▸ **Extracted material**

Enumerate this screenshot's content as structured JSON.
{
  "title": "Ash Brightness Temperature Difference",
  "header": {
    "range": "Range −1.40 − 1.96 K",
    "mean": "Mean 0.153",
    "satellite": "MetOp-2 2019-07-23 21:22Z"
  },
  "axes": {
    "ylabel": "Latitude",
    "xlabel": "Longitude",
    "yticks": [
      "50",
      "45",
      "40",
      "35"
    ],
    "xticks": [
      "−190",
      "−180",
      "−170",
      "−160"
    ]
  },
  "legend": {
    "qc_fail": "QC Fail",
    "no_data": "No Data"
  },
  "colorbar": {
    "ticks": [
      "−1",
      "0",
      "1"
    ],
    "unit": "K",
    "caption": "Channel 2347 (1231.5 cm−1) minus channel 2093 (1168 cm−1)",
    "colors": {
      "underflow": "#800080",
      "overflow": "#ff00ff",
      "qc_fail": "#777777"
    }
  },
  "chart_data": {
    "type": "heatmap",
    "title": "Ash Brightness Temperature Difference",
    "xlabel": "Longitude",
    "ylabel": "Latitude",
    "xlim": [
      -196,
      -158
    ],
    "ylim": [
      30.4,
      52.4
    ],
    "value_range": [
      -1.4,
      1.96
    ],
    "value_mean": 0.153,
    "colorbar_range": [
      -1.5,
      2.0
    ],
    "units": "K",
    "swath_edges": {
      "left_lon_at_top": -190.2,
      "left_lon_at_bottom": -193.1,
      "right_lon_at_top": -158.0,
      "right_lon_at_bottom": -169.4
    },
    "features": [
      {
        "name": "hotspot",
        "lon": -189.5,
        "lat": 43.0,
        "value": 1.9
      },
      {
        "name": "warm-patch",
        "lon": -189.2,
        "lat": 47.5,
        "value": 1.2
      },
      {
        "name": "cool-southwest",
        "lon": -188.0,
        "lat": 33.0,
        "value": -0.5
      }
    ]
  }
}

* * *

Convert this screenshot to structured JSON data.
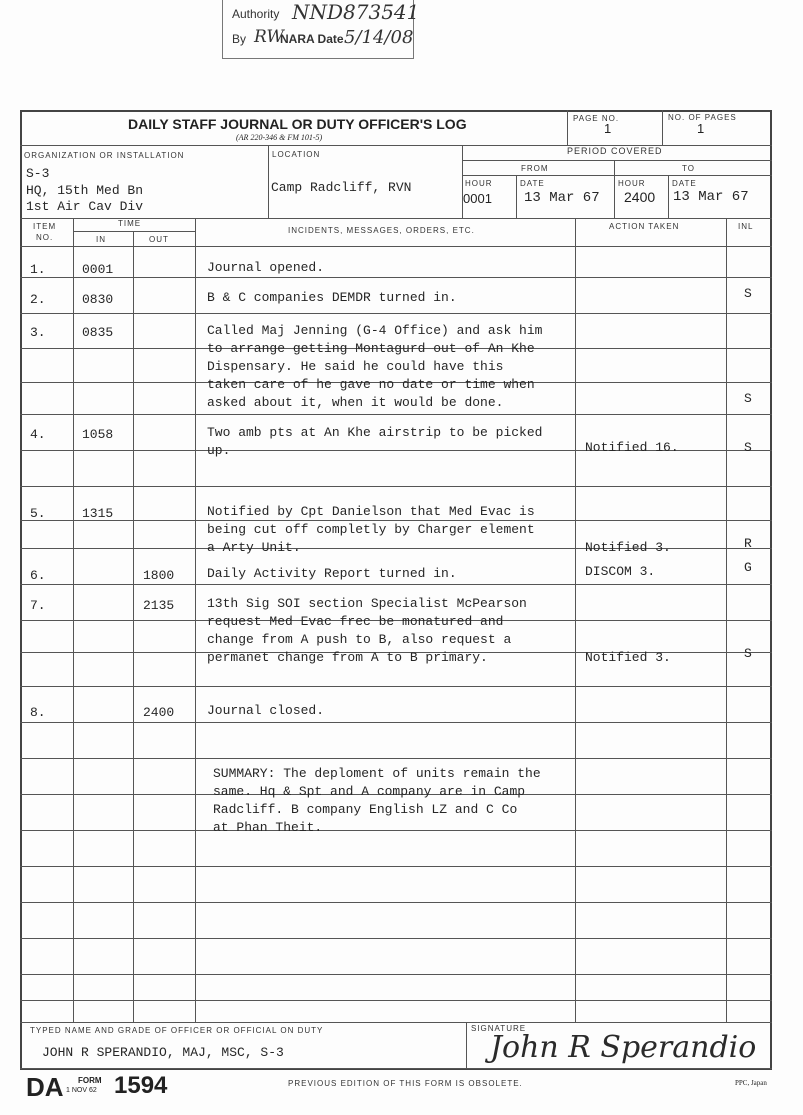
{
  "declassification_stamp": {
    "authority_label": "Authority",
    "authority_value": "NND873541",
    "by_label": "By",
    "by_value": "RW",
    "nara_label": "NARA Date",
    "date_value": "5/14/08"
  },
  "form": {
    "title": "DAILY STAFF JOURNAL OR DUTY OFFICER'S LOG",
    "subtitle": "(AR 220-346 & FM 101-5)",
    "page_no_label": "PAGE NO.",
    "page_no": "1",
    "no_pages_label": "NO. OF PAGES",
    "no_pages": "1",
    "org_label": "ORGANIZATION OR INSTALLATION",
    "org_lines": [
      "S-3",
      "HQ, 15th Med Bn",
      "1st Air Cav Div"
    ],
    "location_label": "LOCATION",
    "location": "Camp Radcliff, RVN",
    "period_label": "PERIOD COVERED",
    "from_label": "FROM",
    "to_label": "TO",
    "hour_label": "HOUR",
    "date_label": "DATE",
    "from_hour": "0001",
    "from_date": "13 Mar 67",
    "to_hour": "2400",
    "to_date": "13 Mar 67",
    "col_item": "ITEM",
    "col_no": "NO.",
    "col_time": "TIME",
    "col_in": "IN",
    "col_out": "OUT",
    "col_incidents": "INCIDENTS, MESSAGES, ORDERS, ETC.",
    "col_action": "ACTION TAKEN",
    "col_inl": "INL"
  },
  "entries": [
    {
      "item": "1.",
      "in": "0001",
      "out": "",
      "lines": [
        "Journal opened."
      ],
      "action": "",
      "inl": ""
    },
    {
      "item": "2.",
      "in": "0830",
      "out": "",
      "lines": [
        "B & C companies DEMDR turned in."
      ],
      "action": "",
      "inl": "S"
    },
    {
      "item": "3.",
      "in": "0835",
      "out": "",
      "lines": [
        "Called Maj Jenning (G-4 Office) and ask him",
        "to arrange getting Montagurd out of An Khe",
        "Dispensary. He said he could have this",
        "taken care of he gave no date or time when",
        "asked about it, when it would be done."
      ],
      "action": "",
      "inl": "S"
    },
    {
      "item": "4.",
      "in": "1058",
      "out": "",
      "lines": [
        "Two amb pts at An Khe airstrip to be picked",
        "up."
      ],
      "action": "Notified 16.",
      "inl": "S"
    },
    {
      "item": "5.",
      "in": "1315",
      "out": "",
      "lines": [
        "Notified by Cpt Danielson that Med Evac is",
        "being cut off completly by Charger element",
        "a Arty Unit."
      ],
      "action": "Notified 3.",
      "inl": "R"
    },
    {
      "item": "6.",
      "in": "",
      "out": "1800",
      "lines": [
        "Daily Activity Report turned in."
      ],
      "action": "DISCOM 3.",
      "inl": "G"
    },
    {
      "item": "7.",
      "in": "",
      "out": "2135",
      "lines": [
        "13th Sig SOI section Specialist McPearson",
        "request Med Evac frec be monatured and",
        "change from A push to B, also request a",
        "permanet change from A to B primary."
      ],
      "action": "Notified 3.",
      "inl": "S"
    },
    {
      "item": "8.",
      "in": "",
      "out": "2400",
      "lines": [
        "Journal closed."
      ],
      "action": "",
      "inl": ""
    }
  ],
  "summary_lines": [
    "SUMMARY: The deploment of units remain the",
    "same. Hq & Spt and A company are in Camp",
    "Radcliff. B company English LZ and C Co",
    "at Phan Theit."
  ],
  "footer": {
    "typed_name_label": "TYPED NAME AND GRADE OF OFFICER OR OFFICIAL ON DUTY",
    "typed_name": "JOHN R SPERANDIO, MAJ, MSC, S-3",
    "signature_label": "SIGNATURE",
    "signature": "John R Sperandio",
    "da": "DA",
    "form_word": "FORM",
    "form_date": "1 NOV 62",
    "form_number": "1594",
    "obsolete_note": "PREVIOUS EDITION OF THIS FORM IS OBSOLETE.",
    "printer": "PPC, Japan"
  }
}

---

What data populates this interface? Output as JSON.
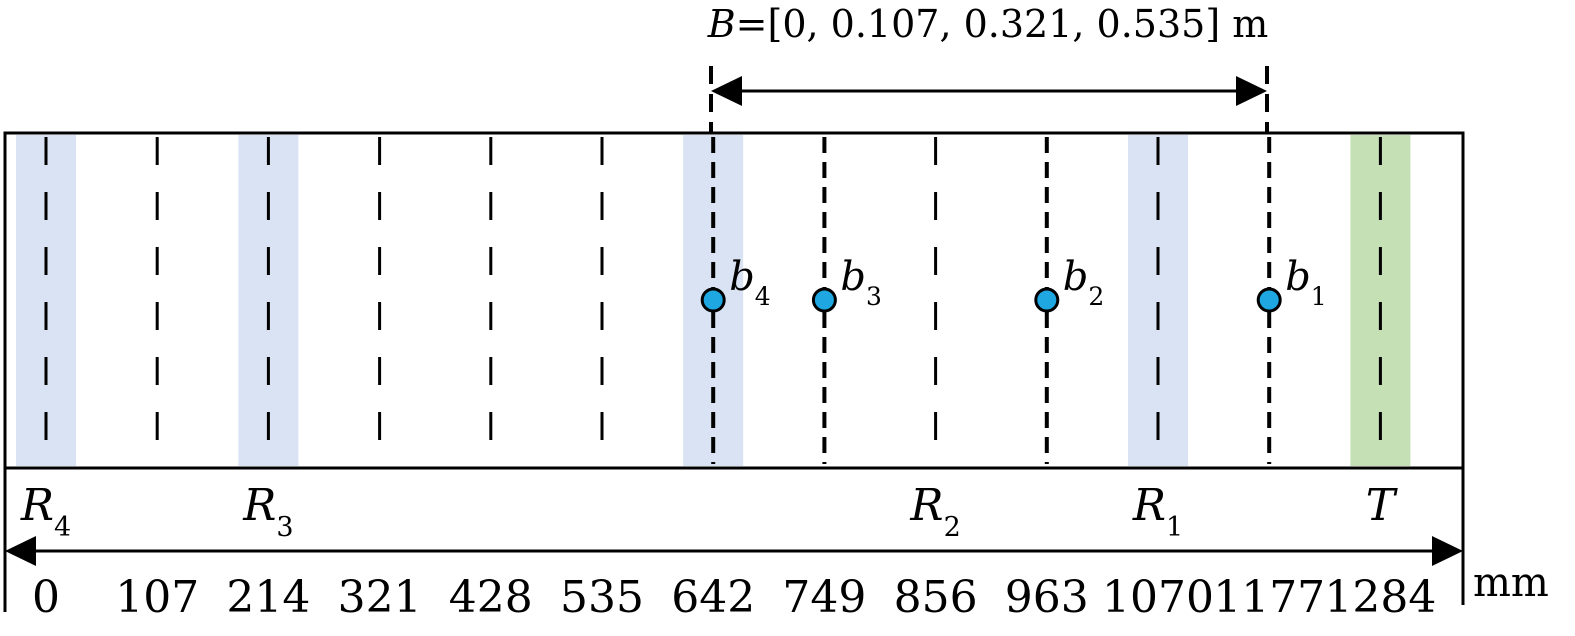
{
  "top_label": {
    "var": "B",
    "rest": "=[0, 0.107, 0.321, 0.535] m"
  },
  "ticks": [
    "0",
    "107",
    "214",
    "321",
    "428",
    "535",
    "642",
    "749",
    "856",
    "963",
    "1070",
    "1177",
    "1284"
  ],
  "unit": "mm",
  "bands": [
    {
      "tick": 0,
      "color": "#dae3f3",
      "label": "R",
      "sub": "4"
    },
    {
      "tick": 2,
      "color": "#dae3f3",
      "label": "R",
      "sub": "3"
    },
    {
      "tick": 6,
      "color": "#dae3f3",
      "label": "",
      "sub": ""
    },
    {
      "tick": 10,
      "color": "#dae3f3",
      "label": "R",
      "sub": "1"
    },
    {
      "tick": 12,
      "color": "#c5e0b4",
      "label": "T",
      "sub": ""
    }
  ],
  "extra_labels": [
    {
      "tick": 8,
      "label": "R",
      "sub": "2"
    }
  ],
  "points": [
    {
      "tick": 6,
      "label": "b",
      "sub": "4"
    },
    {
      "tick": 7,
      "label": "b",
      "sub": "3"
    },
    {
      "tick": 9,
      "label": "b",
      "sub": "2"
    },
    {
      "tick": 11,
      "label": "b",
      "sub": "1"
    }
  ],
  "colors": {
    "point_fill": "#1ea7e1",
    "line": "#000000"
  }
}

▸ **Exercise description**
Keep only the lines that hold the string "when", and copy them out.

▸ **Solved exercise**
        "taken care of he gave no date or time when",
        "asked about it, when it would be done."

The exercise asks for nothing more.